- PROBLEM TO SOLVE -
Please transcribe the data that follows without the pictures, keeping every word the same.
★ ★ ★ ★ ★
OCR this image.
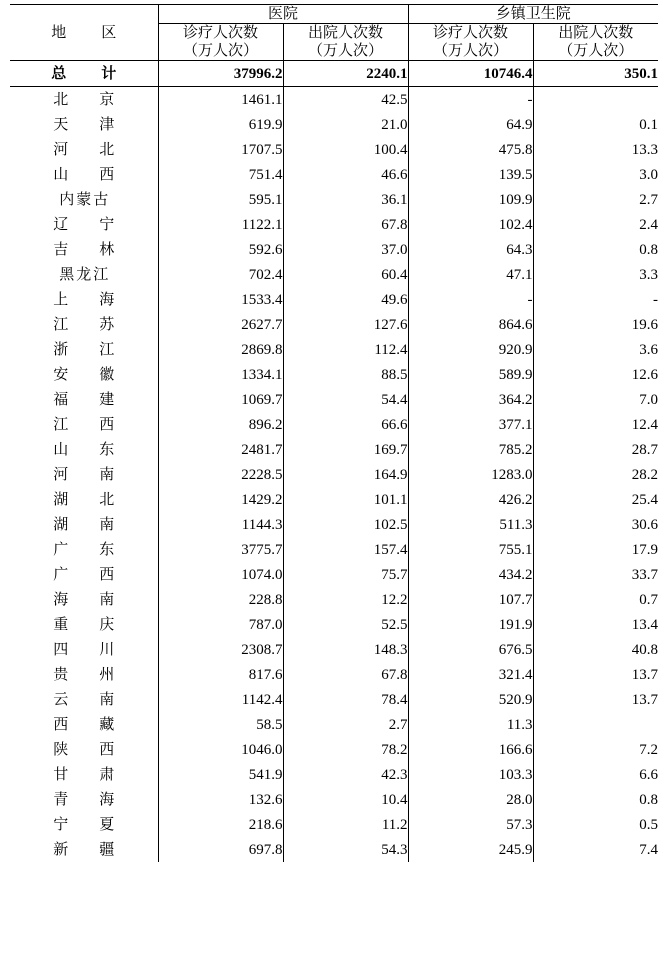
地　区	医院		乡镇卫生院	
	诊疗人次数	出院人次数	诊疗人次数	出院人次数
	（万人次）	（万人次）	（万人次）	（万人次）
总　计	37996.2	2240.1	10746.4	350.1
北　京	1461.1	42.5	-	
天　津	619.9	21.0	64.9	0.1
河　北	1707.5	100.4	475.8	13.3
山　西	751.4	46.6	139.5	3.0
内蒙古	595.1	36.1	109.9	2.7
辽　宁	1122.1	67.8	102.4	2.4
吉　林	592.6	37.0	64.3	0.8
黑龙江	702.4	60.4	47.1	3.3
上　海	1533.4	49.6	-	-
江　苏	2627.7	127.6	864.6	19.6
浙　江	2869.8	112.4	920.9	3.6
安　徽	1334.1	88.5	589.9	12.6
福　建	1069.7	54.4	364.2	7.0
江　西	896.2	66.6	377.1	12.4
山　东	2481.7	169.7	785.2	28.7
河　南	2228.5	164.9	1283.0	28.2
湖　北	1429.2	101.1	426.2	25.4
湖　南	1144.3	102.5	511.3	30.6
广　东	3775.7	157.4	755.1	17.9
广　西	1074.0	75.7	434.2	33.7
海　南	228.8	12.2	107.7	0.7
重　庆	787.0	52.5	191.9	13.4
四　川	2308.7	148.3	676.5	40.8
贵　州	817.6	67.8	321.4	13.7
云　南	1142.4	78.4	520.9	13.7
西　藏	58.5	2.7	11.3	
陕　西	1046.0	78.2	166.6	7.2
甘　肃	541.9	42.3	103.3	6.6
青　海	132.6	10.4	28.0	0.8
宁　夏	218.6	11.2	57.3	0.5
新　疆	697.8	54.3	245.9	7.4
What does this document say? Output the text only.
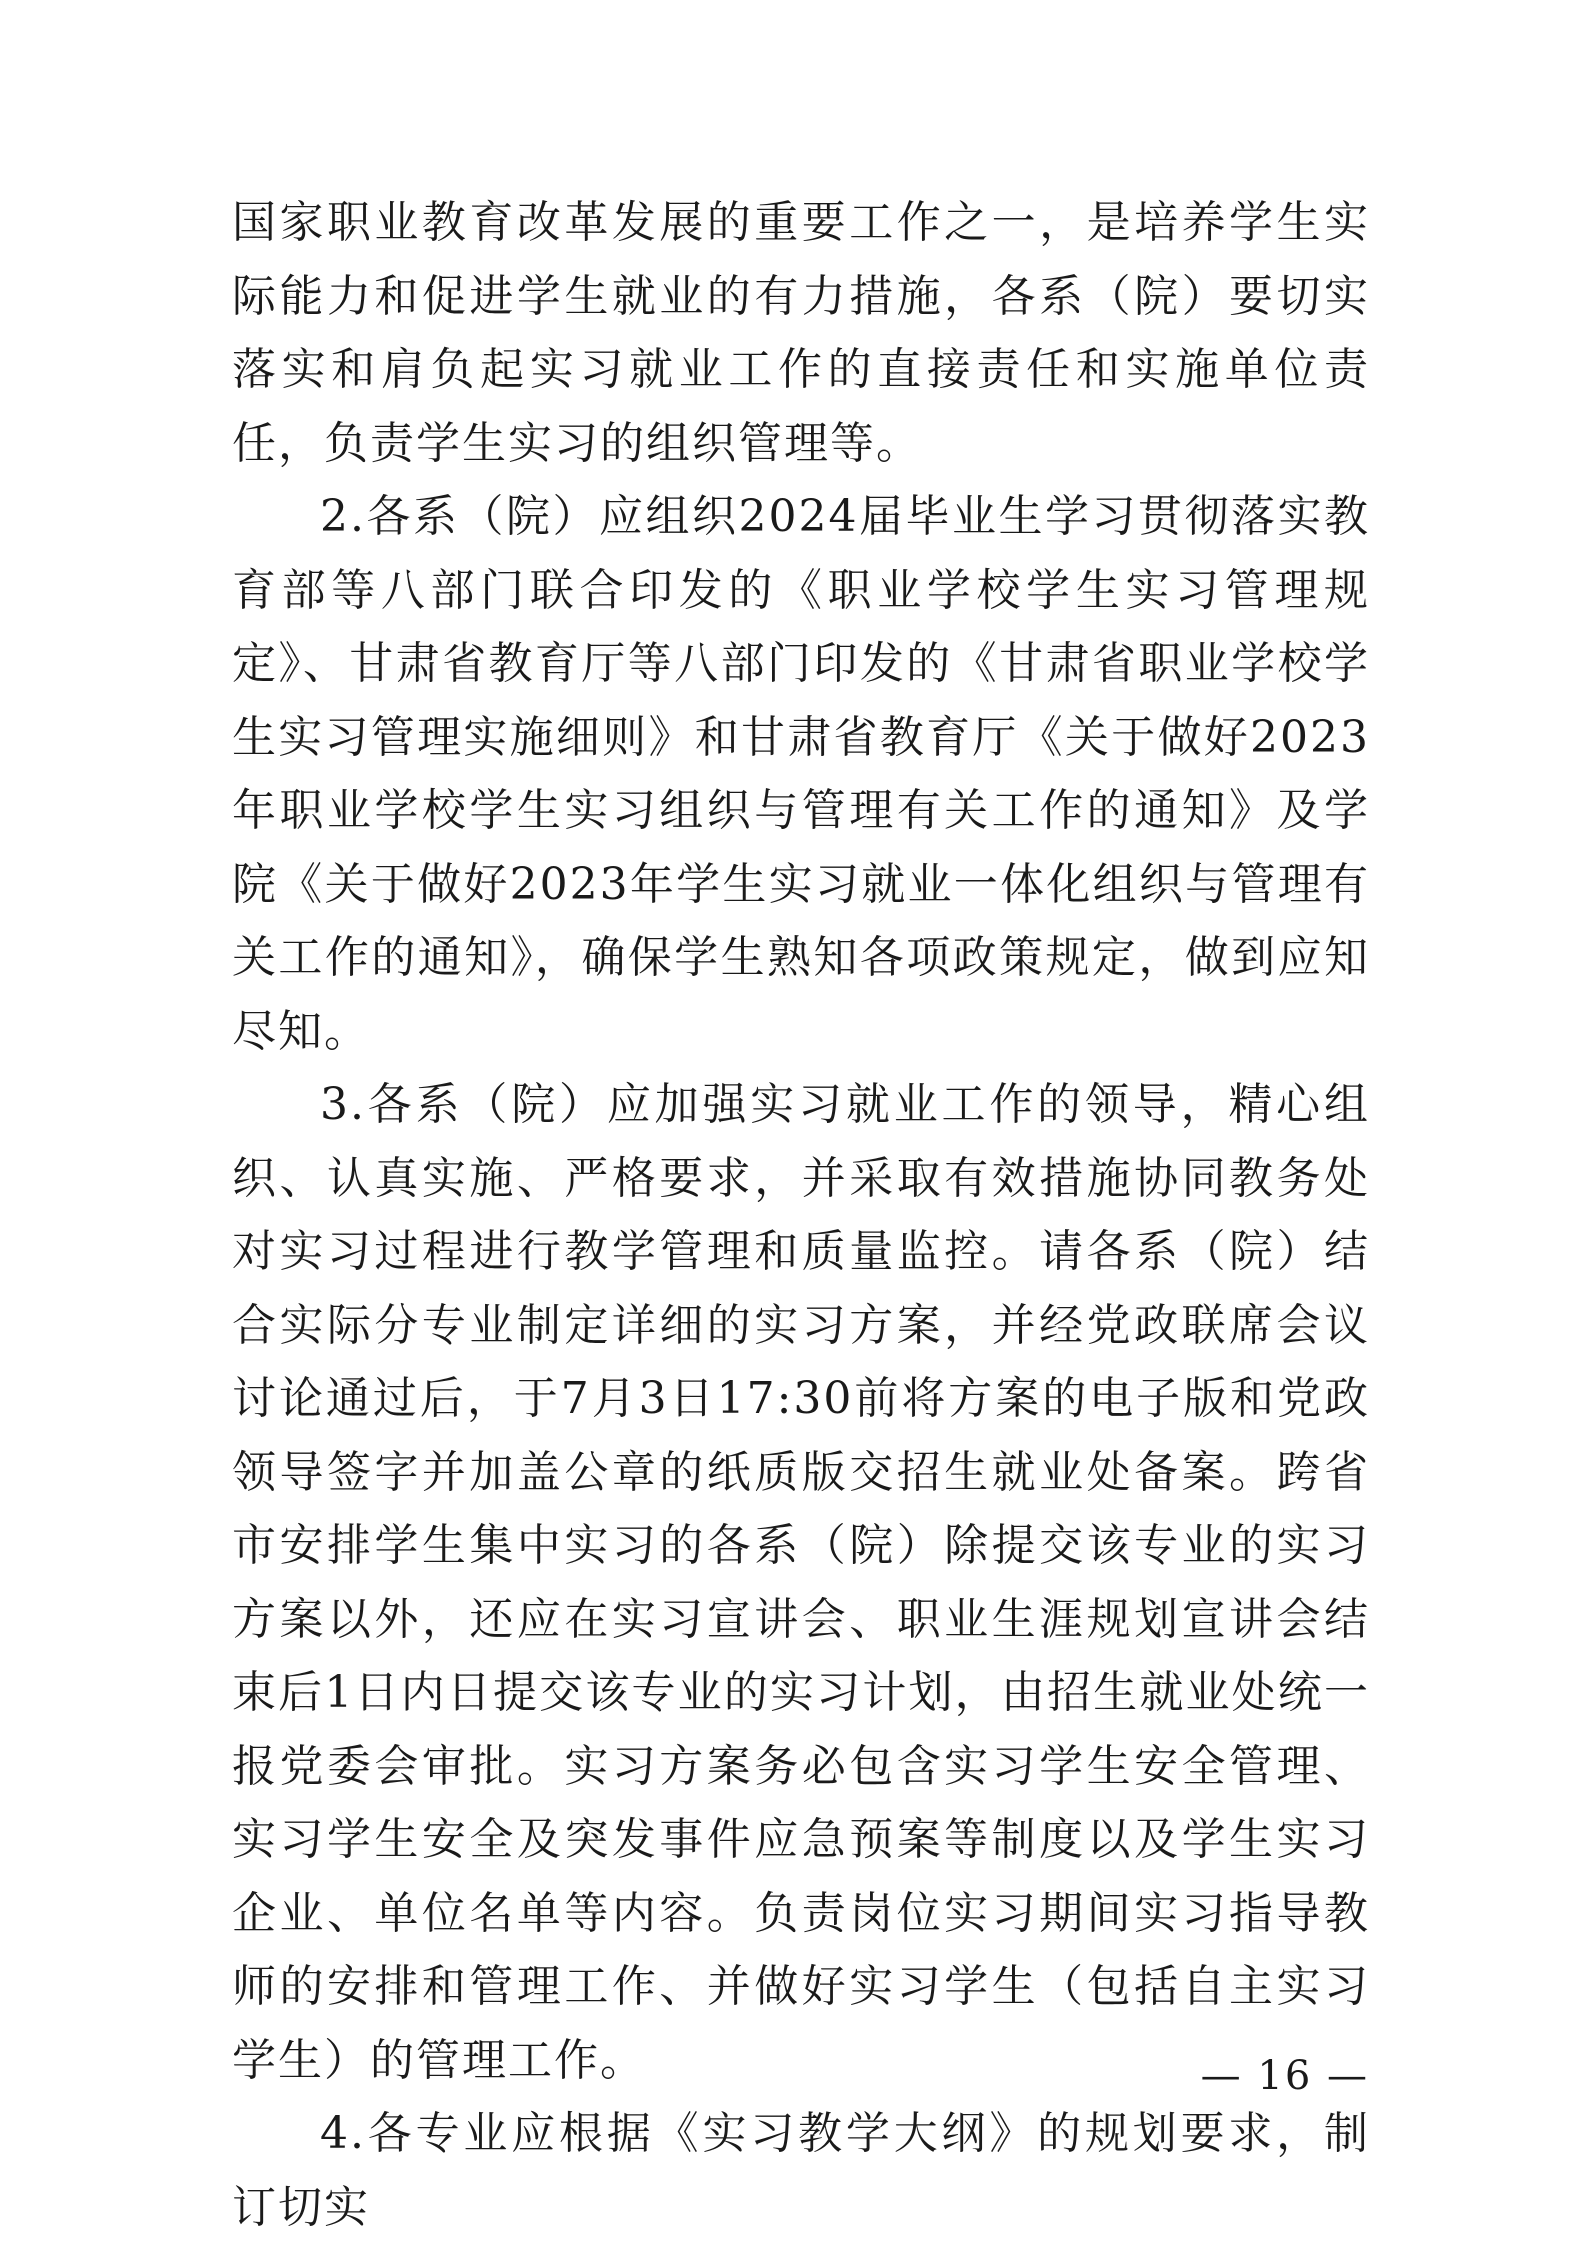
国家职业教育改革发展的重要工作之一，是培养学生实际能力和促进学生就业的有力措施，各系（院）要切实落实和肩负起实习就业工作的直接责任和实施单位责任，负责学生实习的组织管理等。

2.各系（院）应组织2024届毕业生学习贯彻落实教育部等八部门联合印发的《职业学校学生实习管理规定》、甘肃省教育厅等八部门印发的《甘肃省职业学校学生实习管理实施细则》和甘肃省教育厅《关于做好2023年职业学校学生实习组织与管理有关工作的通知》及学院《关于做好2023年学生实习就业一体化组织与管理有关工作的通知》，确保学生熟知各项政策规定，做到应知尽知。

3.各系（院）应加强实习就业工作的领导，精心组织、认真实施、严格要求，并采取有效措施协同教务处对实习过程进行教学管理和质量监控。请各系（院）结合实际分专业制定详细的实习方案，并经党政联席会议讨论通过后，于7月3日17:30前将方案的电子版和党政领导签字并加盖公章的纸质版交招生就业处备案。跨省市安排学生集中实习的各系（院）除提交该专业的实习方案以外，还应在实习宣讲会、职业生涯规划宣讲会结束后1日内日提交该专业的实习计划，由招生就业处统一报党委会审批。实习方案务必包含实习学生安全管理、实习学生安全及突发事件应急预案等制度以及学生实习企业、单位名单等内容。负责岗位实习期间实习指导教师的安排和管理工作、并做好实习学生（包括自主实习学生）的管理工作。

4.各专业应根据《实习教学大纲》的规划要求，制订切实

— 16 —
★ ★ ★ ★ ★
- FINISHED TASK -
OCR this image.
地　区	医院		乡镇卫生院	
	诊疗人次数	出院人次数	诊疗人次数	出院人次数
	（万人次）	（万人次）	（万人次）	（万人次）
总　计	37996.2	2240.1	10746.4	350.1
北　京	1461.1	42.5	-	
天　津	619.9	21.0	64.9	0.1
河　北	1707.5	100.4	475.8	13.3
山　西	751.4	46.6	139.5	3.0
内蒙古	595.1	36.1	109.9	2.7
辽　宁	1122.1	67.8	102.4	2.4
吉　林	592.6	37.0	64.3	0.8
黑龙江	702.4	60.4	47.1	3.3
上　海	1533.4	49.6	-	-
江　苏	2627.7	127.6	864.6	19.6
浙　江	2869.8	112.4	920.9	3.6
安　徽	1334.1	88.5	589.9	12.6
福　建	1069.7	54.4	364.2	7.0
江　西	896.2	66.6	377.1	12.4
山　东	2481.7	169.7	785.2	28.7
河　南	2228.5	164.9	1283.0	28.2
湖　北	1429.2	101.1	426.2	25.4
湖　南	1144.3	102.5	511.3	30.6
广　东	3775.7	157.4	755.1	17.9
广　西	1074.0	75.7	434.2	33.7
海　南	228.8	12.2	107.7	0.7
重　庆	787.0	52.5	191.9	13.4
四　川	2308.7	148.3	676.5	40.8
贵　州	817.6	67.8	321.4	13.7
云　南	1142.4	78.4	520.9	13.7
西　藏	58.5	2.7	11.3	
陕　西	1046.0	78.2	166.6	7.2
甘　肃	541.9	42.3	103.3	6.6
青　海	132.6	10.4	28.0	0.8
宁　夏	218.6	11.2	57.3	0.5
新　疆	697.8	54.3	245.9	7.4
What does this document say? Output the text only.
国家职业教育改革发展的重要工作之一，是培养学生实际能力和促进学生就业的有力措施，各系（院）要切实落实和肩负起实习就业工作的直接责任和实施单位责任，负责学生实习的组织管理等。

2.各系（院）应组织2024届毕业生学习贯彻落实教育部等八部门联合印发的《职业学校学生实习管理规定》、甘肃省教育厅等八部门印发的《甘肃省职业学校学生实习管理实施细则》和甘肃省教育厅《关于做好2023年职业学校学生实习组织与管理有关工作的通知》及学院《关于做好2023年学生实习就业一体化组织与管理有关工作的通知》，确保学生熟知各项政策规定，做到应知尽知。

3.各系（院）应加强实习就业工作的领导，精心组织、认真实施、严格要求，并采取有效措施协同教务处对实习过程进行教学管理和质量监控。请各系（院）结合实际分专业制定详细的实习方案，并经党政联席会议讨论通过后，于7月3日17:30前将方案的电子版和党政领导签字并加盖公章的纸质版交招生就业处备案。跨省市安排学生集中实习的各系（院）除提交该专业的实习方案以外，还应在实习宣讲会、职业生涯规划宣讲会结束后1日内日提交该专业的实习计划，由招生就业处统一报党委会审批。实习方案务必包含实习学生安全管理、实习学生安全及突发事件应急预案等制度以及学生实习企业、单位名单等内容。负责岗位实习期间实习指导教师的安排和管理工作、并做好实习学生（包括自主实习学生）的管理工作。

4.各专业应根据《实习教学大纲》的规划要求，制订切实

— 16 —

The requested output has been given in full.